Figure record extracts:
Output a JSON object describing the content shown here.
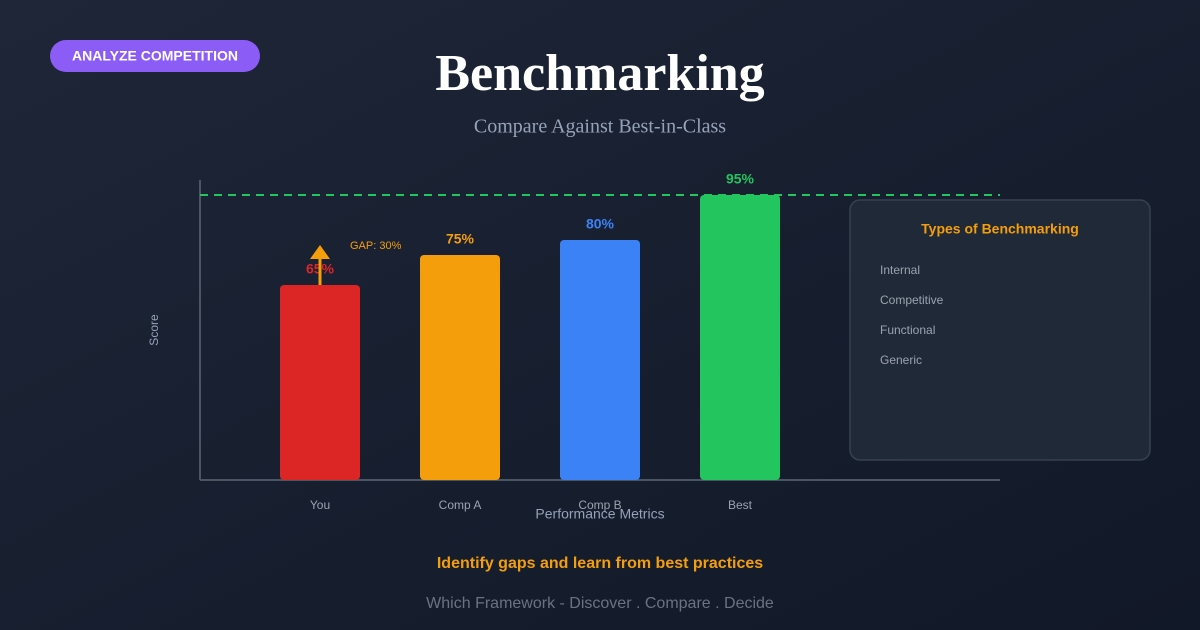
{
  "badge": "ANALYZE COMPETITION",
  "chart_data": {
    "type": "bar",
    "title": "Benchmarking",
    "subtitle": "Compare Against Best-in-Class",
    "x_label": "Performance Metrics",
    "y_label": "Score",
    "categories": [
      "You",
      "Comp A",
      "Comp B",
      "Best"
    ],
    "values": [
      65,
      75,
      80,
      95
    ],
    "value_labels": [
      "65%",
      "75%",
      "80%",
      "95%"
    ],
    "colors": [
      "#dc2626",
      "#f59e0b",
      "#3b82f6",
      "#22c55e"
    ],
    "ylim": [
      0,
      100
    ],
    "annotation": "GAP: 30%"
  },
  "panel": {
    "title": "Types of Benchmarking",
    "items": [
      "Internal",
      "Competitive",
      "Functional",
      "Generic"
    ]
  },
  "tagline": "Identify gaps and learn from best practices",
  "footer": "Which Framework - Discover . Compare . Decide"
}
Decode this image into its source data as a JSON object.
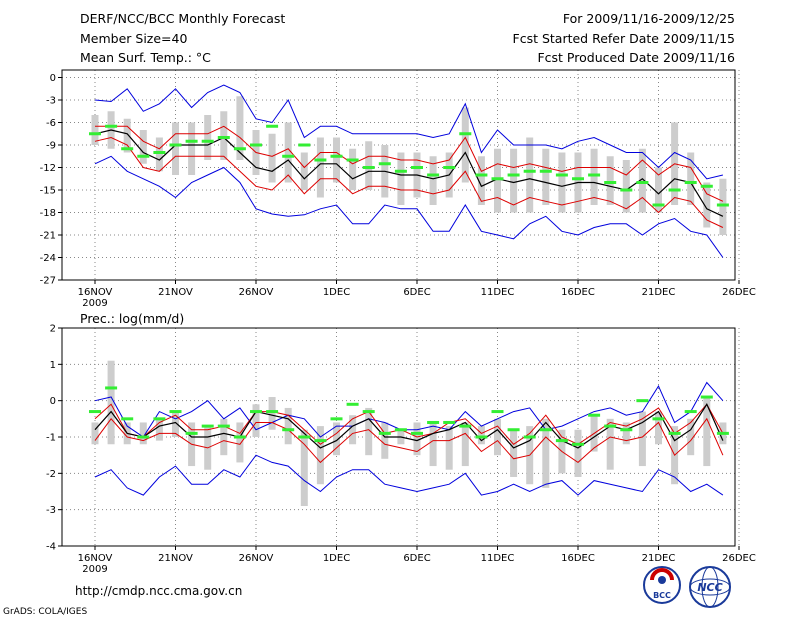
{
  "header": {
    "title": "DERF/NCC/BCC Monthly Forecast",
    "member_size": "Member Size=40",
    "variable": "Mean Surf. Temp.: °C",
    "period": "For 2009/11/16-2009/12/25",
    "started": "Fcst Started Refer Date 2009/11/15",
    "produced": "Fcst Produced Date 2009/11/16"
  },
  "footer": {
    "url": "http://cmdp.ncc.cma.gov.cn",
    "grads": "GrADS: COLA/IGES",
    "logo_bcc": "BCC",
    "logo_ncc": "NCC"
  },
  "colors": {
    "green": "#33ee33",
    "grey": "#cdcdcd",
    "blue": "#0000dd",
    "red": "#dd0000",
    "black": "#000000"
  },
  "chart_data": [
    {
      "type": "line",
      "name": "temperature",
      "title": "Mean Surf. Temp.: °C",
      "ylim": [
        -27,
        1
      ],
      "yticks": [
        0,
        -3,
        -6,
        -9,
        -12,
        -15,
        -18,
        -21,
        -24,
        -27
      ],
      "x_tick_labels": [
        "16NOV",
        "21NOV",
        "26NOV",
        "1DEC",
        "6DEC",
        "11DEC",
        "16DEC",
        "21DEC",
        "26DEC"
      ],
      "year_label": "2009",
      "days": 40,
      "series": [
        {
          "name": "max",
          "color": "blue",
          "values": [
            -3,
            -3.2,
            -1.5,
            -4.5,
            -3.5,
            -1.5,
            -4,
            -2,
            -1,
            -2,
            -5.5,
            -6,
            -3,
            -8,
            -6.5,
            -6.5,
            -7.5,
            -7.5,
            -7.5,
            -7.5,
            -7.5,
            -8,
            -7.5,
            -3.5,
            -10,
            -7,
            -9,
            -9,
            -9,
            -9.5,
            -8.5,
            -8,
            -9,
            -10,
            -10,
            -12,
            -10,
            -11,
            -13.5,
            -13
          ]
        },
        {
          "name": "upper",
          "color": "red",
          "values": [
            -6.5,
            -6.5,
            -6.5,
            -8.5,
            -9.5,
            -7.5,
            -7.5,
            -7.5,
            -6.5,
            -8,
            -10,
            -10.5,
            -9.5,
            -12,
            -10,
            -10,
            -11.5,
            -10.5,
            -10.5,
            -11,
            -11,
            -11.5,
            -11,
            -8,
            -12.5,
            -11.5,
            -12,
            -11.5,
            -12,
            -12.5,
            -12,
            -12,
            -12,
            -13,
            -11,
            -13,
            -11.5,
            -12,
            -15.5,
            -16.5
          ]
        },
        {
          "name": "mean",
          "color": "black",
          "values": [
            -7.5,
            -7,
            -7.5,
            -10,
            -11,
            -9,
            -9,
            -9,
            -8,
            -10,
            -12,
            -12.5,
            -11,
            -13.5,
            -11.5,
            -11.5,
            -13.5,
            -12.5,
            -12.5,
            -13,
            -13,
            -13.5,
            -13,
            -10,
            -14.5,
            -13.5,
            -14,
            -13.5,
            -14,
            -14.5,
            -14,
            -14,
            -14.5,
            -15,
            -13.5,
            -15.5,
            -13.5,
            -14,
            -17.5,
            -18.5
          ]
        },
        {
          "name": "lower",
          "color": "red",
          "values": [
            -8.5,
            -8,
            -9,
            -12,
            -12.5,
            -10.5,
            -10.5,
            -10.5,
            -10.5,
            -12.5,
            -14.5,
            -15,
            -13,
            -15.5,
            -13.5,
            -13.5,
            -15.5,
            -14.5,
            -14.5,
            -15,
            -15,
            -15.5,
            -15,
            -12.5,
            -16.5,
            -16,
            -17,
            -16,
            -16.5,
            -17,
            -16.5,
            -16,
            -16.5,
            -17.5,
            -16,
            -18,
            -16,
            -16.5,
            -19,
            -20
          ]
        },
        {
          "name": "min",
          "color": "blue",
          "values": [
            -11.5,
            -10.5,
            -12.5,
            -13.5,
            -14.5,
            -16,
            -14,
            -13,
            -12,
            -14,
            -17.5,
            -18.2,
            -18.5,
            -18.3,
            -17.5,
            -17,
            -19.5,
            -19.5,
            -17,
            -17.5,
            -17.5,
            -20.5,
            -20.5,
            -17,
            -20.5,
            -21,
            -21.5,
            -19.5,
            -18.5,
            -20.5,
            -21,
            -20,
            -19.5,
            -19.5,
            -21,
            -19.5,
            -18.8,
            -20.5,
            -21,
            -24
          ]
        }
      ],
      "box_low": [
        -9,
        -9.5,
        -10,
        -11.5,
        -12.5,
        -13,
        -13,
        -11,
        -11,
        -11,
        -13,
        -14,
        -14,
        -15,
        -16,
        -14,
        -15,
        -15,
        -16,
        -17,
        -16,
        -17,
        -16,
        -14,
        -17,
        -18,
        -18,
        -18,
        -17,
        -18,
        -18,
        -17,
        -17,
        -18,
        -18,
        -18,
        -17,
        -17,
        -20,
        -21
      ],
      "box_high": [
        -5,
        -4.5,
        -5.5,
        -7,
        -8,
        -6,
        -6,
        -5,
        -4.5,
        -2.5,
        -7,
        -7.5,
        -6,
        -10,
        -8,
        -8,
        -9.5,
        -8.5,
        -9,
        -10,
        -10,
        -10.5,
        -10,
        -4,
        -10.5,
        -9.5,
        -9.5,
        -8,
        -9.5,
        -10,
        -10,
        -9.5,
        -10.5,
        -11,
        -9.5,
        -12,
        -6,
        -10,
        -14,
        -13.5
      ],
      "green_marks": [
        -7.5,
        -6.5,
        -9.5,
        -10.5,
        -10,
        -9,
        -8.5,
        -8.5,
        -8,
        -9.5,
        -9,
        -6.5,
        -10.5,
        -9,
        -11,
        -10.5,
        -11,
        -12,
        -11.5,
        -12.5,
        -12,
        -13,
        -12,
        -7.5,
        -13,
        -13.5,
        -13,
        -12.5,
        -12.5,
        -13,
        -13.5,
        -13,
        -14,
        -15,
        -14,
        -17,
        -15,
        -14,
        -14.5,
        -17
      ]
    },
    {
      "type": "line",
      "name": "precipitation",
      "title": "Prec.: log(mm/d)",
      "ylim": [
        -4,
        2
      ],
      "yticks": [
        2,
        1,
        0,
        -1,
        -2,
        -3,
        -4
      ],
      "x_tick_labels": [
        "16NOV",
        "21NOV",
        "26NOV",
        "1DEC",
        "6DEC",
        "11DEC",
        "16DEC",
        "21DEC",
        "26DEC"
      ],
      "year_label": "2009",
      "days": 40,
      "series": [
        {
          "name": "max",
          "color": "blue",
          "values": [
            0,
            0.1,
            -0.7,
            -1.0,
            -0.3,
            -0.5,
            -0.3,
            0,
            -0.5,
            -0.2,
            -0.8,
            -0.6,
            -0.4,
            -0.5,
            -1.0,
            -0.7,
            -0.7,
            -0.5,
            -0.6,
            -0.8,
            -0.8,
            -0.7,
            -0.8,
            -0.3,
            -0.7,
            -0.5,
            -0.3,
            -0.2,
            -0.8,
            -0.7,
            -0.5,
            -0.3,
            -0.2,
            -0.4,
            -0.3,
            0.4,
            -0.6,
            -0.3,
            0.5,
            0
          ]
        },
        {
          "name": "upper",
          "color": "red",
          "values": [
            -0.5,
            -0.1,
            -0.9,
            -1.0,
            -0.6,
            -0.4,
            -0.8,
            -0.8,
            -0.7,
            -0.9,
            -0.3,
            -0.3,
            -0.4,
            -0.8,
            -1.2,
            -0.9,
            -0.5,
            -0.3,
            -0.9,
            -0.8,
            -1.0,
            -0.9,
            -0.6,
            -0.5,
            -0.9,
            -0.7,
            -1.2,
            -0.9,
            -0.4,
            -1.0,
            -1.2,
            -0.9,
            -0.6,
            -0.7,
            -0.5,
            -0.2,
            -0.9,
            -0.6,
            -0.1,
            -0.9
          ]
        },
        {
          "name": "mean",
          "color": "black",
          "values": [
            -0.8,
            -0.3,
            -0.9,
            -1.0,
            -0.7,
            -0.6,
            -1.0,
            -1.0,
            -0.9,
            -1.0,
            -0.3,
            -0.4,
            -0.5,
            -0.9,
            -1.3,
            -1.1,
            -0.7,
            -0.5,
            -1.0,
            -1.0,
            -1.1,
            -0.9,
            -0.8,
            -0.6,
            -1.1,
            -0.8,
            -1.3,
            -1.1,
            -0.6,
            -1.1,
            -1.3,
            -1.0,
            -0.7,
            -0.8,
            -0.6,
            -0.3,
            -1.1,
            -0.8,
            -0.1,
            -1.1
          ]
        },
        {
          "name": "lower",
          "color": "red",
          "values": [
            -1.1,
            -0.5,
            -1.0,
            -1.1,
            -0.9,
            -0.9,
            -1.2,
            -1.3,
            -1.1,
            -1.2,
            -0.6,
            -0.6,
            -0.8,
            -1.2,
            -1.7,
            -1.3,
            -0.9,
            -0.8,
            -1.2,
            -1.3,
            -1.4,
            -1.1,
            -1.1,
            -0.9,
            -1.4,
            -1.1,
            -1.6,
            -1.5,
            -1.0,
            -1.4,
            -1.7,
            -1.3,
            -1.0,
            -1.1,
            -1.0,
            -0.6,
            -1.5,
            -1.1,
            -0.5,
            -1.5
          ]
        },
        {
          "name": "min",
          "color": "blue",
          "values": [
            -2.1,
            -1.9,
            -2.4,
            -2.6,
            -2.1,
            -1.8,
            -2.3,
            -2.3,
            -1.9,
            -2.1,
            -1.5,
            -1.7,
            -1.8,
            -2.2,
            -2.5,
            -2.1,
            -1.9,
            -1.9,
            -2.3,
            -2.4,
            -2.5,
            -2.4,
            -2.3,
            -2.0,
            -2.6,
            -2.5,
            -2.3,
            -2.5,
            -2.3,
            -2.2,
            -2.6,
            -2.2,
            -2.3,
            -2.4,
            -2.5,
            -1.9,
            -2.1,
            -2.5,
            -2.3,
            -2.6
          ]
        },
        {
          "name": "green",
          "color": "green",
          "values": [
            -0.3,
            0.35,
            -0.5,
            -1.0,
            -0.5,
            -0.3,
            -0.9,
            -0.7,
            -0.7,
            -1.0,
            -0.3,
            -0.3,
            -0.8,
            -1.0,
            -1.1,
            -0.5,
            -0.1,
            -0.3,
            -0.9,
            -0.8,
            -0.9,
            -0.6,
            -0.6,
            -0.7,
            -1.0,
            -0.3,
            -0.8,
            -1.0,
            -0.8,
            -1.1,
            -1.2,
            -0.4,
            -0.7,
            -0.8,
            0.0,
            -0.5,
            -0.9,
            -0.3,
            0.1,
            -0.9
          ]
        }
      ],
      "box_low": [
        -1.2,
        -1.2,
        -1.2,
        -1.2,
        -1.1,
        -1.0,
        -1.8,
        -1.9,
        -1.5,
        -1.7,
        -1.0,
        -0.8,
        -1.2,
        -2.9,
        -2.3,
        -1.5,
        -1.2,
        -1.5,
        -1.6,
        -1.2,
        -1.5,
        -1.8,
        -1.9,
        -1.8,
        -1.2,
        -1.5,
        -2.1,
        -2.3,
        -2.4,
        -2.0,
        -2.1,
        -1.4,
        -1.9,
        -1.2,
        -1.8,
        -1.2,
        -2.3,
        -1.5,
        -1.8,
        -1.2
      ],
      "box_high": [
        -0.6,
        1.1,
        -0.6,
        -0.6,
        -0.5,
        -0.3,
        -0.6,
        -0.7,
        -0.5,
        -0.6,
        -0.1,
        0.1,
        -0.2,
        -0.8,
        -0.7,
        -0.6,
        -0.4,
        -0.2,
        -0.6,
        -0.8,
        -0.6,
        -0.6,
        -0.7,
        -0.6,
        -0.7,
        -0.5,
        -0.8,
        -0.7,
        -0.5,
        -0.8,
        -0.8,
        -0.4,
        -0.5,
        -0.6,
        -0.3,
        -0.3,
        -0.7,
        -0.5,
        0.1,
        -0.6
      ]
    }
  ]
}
--
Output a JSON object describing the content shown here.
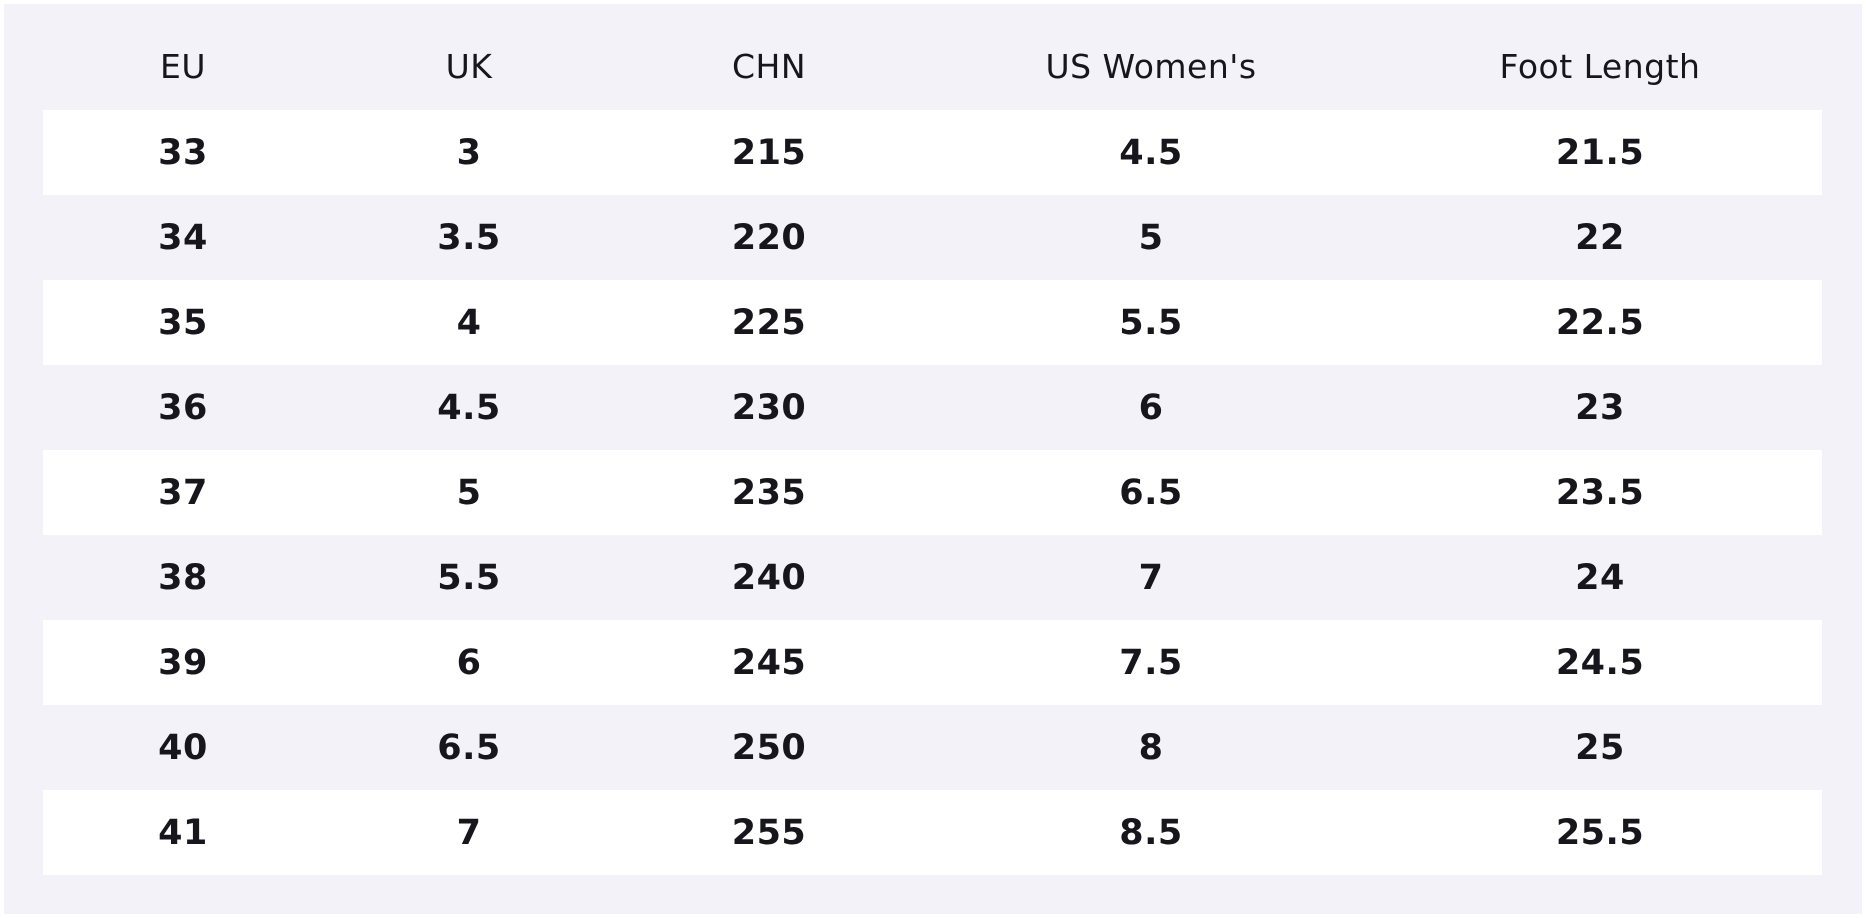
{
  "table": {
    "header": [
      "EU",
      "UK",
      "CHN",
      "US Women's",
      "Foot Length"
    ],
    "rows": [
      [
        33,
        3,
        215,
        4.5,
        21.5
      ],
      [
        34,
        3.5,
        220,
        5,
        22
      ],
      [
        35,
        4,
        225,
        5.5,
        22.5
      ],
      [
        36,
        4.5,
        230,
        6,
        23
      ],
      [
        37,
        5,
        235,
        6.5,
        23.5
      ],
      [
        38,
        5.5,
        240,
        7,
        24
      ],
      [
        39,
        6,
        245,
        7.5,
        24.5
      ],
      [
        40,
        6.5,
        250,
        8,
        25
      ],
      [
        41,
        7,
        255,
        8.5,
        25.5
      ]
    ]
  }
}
---
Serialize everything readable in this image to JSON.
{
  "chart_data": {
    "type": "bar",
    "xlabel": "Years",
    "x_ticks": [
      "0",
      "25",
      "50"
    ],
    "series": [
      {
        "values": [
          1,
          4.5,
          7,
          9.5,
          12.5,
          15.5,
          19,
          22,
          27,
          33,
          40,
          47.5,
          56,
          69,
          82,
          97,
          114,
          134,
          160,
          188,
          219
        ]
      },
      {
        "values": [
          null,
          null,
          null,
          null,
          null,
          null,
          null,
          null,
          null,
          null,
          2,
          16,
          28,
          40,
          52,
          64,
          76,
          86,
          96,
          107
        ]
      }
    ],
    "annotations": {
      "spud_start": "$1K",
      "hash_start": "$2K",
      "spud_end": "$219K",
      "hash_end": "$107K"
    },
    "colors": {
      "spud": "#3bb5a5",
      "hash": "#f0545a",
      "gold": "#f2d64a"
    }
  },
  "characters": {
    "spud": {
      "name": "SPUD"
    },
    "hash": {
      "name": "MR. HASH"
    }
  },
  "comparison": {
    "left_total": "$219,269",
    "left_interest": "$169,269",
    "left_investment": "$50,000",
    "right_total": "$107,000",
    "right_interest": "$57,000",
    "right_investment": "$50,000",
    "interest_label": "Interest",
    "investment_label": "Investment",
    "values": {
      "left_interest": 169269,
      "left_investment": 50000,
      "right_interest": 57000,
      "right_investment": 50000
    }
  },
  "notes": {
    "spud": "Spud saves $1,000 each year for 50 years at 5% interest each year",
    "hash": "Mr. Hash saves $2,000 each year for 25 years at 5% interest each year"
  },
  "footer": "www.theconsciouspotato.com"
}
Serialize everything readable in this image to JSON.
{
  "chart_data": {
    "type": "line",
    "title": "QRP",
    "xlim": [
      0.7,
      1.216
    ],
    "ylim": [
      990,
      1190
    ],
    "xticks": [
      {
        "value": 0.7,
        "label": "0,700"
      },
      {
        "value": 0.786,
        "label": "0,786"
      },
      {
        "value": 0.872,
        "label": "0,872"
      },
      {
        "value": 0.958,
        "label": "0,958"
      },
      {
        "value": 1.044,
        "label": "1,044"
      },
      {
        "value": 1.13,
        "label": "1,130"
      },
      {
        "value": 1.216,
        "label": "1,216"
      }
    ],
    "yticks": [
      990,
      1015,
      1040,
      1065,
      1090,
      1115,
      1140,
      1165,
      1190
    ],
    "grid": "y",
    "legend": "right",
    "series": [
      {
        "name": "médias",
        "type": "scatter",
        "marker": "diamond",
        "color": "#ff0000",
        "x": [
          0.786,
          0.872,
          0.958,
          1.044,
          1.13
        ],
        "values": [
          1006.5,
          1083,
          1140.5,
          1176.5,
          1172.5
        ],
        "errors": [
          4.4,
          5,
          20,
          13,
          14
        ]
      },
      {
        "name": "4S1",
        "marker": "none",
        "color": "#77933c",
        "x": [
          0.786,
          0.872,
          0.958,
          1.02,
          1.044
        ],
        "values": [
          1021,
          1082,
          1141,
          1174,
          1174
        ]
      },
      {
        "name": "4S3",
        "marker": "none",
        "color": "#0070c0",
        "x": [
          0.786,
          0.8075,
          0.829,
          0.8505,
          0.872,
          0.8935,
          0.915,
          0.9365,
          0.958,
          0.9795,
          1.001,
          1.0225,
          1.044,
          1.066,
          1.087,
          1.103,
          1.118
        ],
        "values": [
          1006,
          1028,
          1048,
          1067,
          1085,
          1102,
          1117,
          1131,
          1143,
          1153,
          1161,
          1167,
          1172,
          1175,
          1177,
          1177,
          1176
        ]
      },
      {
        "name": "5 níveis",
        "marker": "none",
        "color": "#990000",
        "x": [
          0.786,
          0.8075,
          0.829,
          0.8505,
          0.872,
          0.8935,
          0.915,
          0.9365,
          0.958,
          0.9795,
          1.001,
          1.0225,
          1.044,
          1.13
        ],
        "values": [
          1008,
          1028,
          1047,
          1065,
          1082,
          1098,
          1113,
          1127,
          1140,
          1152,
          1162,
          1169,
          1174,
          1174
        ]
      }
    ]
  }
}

**Task brief:** From the data above, work out how many lines contain the string "Surf" and reply with only the number.

**Solution to this task:** 2